→ What the task requires:
Give all of the lines again exactly as they read.

→ Entries from a dataset:

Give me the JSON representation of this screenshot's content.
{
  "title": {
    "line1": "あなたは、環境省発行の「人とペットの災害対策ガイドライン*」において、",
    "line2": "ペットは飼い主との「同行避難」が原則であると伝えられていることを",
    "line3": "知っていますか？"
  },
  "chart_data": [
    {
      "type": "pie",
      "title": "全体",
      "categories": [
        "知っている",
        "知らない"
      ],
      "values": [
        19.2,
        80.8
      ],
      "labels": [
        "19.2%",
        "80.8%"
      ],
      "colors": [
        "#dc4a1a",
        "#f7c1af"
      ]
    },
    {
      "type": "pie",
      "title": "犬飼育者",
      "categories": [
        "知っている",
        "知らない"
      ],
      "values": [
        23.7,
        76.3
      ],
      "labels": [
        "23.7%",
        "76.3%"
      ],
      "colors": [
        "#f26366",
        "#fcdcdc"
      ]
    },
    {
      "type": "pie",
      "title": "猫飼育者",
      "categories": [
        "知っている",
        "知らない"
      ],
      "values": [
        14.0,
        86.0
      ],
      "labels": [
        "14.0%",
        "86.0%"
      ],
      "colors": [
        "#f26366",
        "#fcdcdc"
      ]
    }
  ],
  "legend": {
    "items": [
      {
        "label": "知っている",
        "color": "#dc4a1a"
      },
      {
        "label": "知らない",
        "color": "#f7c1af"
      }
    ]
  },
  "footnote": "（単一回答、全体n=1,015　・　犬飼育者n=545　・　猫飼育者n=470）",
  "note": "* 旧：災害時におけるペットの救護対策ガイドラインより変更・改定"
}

→ Solution to the exercise:
Give me the JSON representation of this screenshot's content.
{
  "title": {
    "line1": "あなたは、環境省発行の「人とペットの災害対策ガイドライン*」において、",
    "line2": "ペットは飼い主との「同行避難」が原則であると伝えられていることを",
    "line3": "知っていますか？"
  },
  "chart_data": [
    {
      "type": "pie",
      "title": "全体",
      "categories": [
        "知っている",
        "知らない"
      ],
      "values": [
        19.2,
        80.8
      ],
      "labels": [
        "19.2%",
        "80.8%"
      ],
      "colors": [
        "#dc4a1a",
        "#f7c1af"
      ]
    },
    {
      "type": "pie",
      "title": "犬飼育者",
      "categories": [
        "知っている",
        "知らない"
      ],
      "values": [
        23.7,
        76.3
      ],
      "labels": [
        "23.7%",
        "76.3%"
      ],
      "colors": [
        "#f26366",
        "#fcdcdc"
      ]
    },
    {
      "type": "pie",
      "title": "猫飼育者",
      "categories": [
        "知っている",
        "知らない"
      ],
      "values": [
        14.0,
        86.0
      ],
      "labels": [
        "14.0%",
        "86.0%"
      ],
      "colors": [
        "#f26366",
        "#fcdcdc"
      ]
    }
  ],
  "legend": {
    "items": [
      {
        "label": "知っている",
        "color": "#dc4a1a"
      },
      {
        "label": "知らない",
        "color": "#f7c1af"
      }
    ]
  },
  "footnote": "（単一回答、全体n=1,015　・　犬飼育者n=545　・　猫飼育者n=470）",
  "note": "* 旧：災害時におけるペットの救護対策ガイドラインより変更・改定"
}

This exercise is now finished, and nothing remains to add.